# What is asked
Give the data below again, word for word.

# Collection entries
★ ★ ★ ★ ★ ★ ★

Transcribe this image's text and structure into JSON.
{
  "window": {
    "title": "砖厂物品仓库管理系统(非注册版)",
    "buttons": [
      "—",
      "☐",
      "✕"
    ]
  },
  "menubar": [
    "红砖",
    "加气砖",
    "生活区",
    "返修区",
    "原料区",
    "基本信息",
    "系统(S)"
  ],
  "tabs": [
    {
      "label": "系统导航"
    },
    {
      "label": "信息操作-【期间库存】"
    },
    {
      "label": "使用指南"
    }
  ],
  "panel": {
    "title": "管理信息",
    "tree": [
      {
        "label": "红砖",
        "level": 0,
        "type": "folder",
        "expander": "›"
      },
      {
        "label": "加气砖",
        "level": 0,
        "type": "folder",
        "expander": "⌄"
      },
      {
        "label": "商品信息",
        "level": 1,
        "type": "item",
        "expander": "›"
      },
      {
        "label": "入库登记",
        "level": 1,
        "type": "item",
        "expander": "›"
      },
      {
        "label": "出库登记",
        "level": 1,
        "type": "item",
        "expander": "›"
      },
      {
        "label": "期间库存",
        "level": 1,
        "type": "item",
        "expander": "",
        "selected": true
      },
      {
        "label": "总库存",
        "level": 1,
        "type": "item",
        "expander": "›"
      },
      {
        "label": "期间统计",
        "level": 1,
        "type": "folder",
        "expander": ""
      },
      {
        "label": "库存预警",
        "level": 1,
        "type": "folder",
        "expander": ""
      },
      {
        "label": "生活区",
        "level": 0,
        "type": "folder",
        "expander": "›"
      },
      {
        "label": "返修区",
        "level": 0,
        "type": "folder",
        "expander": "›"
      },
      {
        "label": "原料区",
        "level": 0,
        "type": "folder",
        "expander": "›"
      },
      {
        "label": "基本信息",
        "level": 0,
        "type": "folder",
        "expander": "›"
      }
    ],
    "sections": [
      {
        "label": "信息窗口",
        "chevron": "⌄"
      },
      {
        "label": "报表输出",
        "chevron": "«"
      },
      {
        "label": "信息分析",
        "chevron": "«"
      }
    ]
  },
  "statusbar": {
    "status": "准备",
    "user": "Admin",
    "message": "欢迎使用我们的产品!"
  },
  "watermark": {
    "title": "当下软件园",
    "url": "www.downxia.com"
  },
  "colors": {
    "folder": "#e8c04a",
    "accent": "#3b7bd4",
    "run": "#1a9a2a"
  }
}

★ ★ ★ ★ ★ ★ ★

# Complete answer
Transcribe this image's text and structure into JSON.
{
  "window": {
    "title": "砖厂物品仓库管理系统(非注册版)",
    "buttons": [
      "—",
      "☐",
      "✕"
    ]
  },
  "menubar": [
    "红砖",
    "加气砖",
    "生活区",
    "返修区",
    "原料区",
    "基本信息",
    "系统(S)"
  ],
  "tabs": [
    {
      "label": "系统导航"
    },
    {
      "label": "信息操作-【期间库存】"
    },
    {
      "label": "使用指南"
    }
  ],
  "panel": {
    "title": "管理信息",
    "tree": [
      {
        "label": "红砖",
        "level": 0,
        "type": "folder",
        "expander": "›"
      },
      {
        "label": "加气砖",
        "level": 0,
        "type": "folder",
        "expander": "⌄"
      },
      {
        "label": "商品信息",
        "level": 1,
        "type": "item",
        "expander": "›"
      },
      {
        "label": "入库登记",
        "level": 1,
        "type": "item",
        "expander": "›"
      },
      {
        "label": "出库登记",
        "level": 1,
        "type": "item",
        "expander": "›"
      },
      {
        "label": "期间库存",
        "level": 1,
        "type": "item",
        "expander": "",
        "selected": true
      },
      {
        "label": "总库存",
        "level": 1,
        "type": "item",
        "expander": "›"
      },
      {
        "label": "期间统计",
        "level": 1,
        "type": "folder",
        "expander": ""
      },
      {
        "label": "库存预警",
        "level": 1,
        "type": "folder",
        "expander": ""
      },
      {
        "label": "生活区",
        "level": 0,
        "type": "folder",
        "expander": "›"
      },
      {
        "label": "返修区",
        "level": 0,
        "type": "folder",
        "expander": "›"
      },
      {
        "label": "原料区",
        "level": 0,
        "type": "folder",
        "expander": "›"
      },
      {
        "label": "基本信息",
        "level": 0,
        "type": "folder",
        "expander": "›"
      }
    ],
    "sections": [
      {
        "label": "信息窗口",
        "chevron": "⌄"
      },
      {
        "label": "报表输出",
        "chevron": "«"
      },
      {
        "label": "信息分析",
        "chevron": "«"
      }
    ]
  },
  "statusbar": {
    "status": "准备",
    "user": "Admin",
    "message": "欢迎使用我们的产品!"
  },
  "watermark": {
    "title": "当下软件园",
    "url": "www.downxia.com"
  },
  "colors": {
    "folder": "#e8c04a",
    "accent": "#3b7bd4",
    "run": "#1a9a2a"
  }
}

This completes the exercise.